- _RECORDS FOR PROCESSING_:
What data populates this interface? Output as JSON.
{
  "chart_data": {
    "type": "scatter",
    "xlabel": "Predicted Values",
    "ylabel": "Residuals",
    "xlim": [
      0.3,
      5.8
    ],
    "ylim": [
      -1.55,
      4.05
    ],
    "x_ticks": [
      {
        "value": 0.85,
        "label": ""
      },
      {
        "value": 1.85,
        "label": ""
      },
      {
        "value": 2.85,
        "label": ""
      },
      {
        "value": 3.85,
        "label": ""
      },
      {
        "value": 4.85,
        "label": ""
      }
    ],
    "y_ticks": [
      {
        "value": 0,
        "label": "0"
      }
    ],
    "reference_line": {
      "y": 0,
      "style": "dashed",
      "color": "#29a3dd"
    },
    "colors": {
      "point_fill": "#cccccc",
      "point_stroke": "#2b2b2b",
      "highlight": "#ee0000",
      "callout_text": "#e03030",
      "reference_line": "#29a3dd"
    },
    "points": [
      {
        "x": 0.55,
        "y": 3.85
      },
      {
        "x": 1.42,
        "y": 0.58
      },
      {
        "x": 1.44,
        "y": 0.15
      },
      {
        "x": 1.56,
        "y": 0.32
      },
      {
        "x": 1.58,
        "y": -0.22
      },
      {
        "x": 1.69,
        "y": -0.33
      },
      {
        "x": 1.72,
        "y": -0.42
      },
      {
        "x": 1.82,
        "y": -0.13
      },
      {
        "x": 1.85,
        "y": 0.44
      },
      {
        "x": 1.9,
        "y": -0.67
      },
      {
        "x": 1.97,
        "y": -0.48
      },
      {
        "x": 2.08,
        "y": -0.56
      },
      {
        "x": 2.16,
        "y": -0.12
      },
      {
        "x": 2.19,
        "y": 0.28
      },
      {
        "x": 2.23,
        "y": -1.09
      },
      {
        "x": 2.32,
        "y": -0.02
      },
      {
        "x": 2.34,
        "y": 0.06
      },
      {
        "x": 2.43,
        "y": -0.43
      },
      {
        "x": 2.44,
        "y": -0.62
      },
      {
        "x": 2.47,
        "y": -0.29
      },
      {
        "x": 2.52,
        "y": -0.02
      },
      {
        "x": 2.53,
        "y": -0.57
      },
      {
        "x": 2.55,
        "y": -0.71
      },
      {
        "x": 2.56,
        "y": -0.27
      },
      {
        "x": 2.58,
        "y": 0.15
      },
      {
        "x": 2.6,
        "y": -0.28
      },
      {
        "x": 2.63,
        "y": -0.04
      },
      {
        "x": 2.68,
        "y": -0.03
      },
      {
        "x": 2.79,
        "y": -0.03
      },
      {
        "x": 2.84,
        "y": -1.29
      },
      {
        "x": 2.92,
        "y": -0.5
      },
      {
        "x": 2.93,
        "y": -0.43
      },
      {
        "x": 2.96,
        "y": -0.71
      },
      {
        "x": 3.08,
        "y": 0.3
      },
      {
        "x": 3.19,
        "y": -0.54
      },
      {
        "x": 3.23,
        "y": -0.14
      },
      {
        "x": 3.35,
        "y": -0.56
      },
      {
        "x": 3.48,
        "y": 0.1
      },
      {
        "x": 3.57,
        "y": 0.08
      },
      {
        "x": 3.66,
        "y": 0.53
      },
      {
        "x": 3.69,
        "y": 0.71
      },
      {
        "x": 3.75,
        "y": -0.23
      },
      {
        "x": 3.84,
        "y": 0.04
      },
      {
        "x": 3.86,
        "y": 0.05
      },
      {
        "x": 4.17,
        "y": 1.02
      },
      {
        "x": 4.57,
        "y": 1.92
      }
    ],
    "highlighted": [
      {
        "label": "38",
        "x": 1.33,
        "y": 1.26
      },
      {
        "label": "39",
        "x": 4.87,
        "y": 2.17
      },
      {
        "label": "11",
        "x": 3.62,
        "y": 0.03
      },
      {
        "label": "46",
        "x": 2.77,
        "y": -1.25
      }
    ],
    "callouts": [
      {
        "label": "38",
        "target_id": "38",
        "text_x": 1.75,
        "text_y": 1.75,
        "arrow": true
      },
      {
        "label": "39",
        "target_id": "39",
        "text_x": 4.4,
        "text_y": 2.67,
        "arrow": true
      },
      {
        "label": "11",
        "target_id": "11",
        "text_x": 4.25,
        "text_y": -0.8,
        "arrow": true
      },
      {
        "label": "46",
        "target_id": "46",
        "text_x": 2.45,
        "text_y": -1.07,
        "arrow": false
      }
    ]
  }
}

- _TASK DESCRIPTION_: Copy out all of the lines above exactly.

- _FINAL RESULT_:
What data populates this interface? Output as JSON.
{
  "chart_data": {
    "type": "scatter",
    "xlabel": "Predicted Values",
    "ylabel": "Residuals",
    "xlim": [
      0.3,
      5.8
    ],
    "ylim": [
      -1.55,
      4.05
    ],
    "x_ticks": [
      {
        "value": 0.85,
        "label": ""
      },
      {
        "value": 1.85,
        "label": ""
      },
      {
        "value": 2.85,
        "label": ""
      },
      {
        "value": 3.85,
        "label": ""
      },
      {
        "value": 4.85,
        "label": ""
      }
    ],
    "y_ticks": [
      {
        "value": 0,
        "label": "0"
      }
    ],
    "reference_line": {
      "y": 0,
      "style": "dashed",
      "color": "#29a3dd"
    },
    "colors": {
      "point_fill": "#cccccc",
      "point_stroke": "#2b2b2b",
      "highlight": "#ee0000",
      "callout_text": "#e03030",
      "reference_line": "#29a3dd"
    },
    "points": [
      {
        "x": 0.55,
        "y": 3.85
      },
      {
        "x": 1.42,
        "y": 0.58
      },
      {
        "x": 1.44,
        "y": 0.15
      },
      {
        "x": 1.56,
        "y": 0.32
      },
      {
        "x": 1.58,
        "y": -0.22
      },
      {
        "x": 1.69,
        "y": -0.33
      },
      {
        "x": 1.72,
        "y": -0.42
      },
      {
        "x": 1.82,
        "y": -0.13
      },
      {
        "x": 1.85,
        "y": 0.44
      },
      {
        "x": 1.9,
        "y": -0.67
      },
      {
        "x": 1.97,
        "y": -0.48
      },
      {
        "x": 2.08,
        "y": -0.56
      },
      {
        "x": 2.16,
        "y": -0.12
      },
      {
        "x": 2.19,
        "y": 0.28
      },
      {
        "x": 2.23,
        "y": -1.09
      },
      {
        "x": 2.32,
        "y": -0.02
      },
      {
        "x": 2.34,
        "y": 0.06
      },
      {
        "x": 2.43,
        "y": -0.43
      },
      {
        "x": 2.44,
        "y": -0.62
      },
      {
        "x": 2.47,
        "y": -0.29
      },
      {
        "x": 2.52,
        "y": -0.02
      },
      {
        "x": 2.53,
        "y": -0.57
      },
      {
        "x": 2.55,
        "y": -0.71
      },
      {
        "x": 2.56,
        "y": -0.27
      },
      {
        "x": 2.58,
        "y": 0.15
      },
      {
        "x": 2.6,
        "y": -0.28
      },
      {
        "x": 2.63,
        "y": -0.04
      },
      {
        "x": 2.68,
        "y": -0.03
      },
      {
        "x": 2.79,
        "y": -0.03
      },
      {
        "x": 2.84,
        "y": -1.29
      },
      {
        "x": 2.92,
        "y": -0.5
      },
      {
        "x": 2.93,
        "y": -0.43
      },
      {
        "x": 2.96,
        "y": -0.71
      },
      {
        "x": 3.08,
        "y": 0.3
      },
      {
        "x": 3.19,
        "y": -0.54
      },
      {
        "x": 3.23,
        "y": -0.14
      },
      {
        "x": 3.35,
        "y": -0.56
      },
      {
        "x": 3.48,
        "y": 0.1
      },
      {
        "x": 3.57,
        "y": 0.08
      },
      {
        "x": 3.66,
        "y": 0.53
      },
      {
        "x": 3.69,
        "y": 0.71
      },
      {
        "x": 3.75,
        "y": -0.23
      },
      {
        "x": 3.84,
        "y": 0.04
      },
      {
        "x": 3.86,
        "y": 0.05
      },
      {
        "x": 4.17,
        "y": 1.02
      },
      {
        "x": 4.57,
        "y": 1.92
      }
    ],
    "highlighted": [
      {
        "label": "38",
        "x": 1.33,
        "y": 1.26
      },
      {
        "label": "39",
        "x": 4.87,
        "y": 2.17
      },
      {
        "label": "11",
        "x": 3.62,
        "y": 0.03
      },
      {
        "label": "46",
        "x": 2.77,
        "y": -1.25
      }
    ],
    "callouts": [
      {
        "label": "38",
        "target_id": "38",
        "text_x": 1.75,
        "text_y": 1.75,
        "arrow": true
      },
      {
        "label": "39",
        "target_id": "39",
        "text_x": 4.4,
        "text_y": 2.67,
        "arrow": true
      },
      {
        "label": "11",
        "target_id": "11",
        "text_x": 4.25,
        "text_y": -0.8,
        "arrow": true
      },
      {
        "label": "46",
        "target_id": "46",
        "text_x": 2.45,
        "text_y": -1.07,
        "arrow": false
      }
    ]
  }
}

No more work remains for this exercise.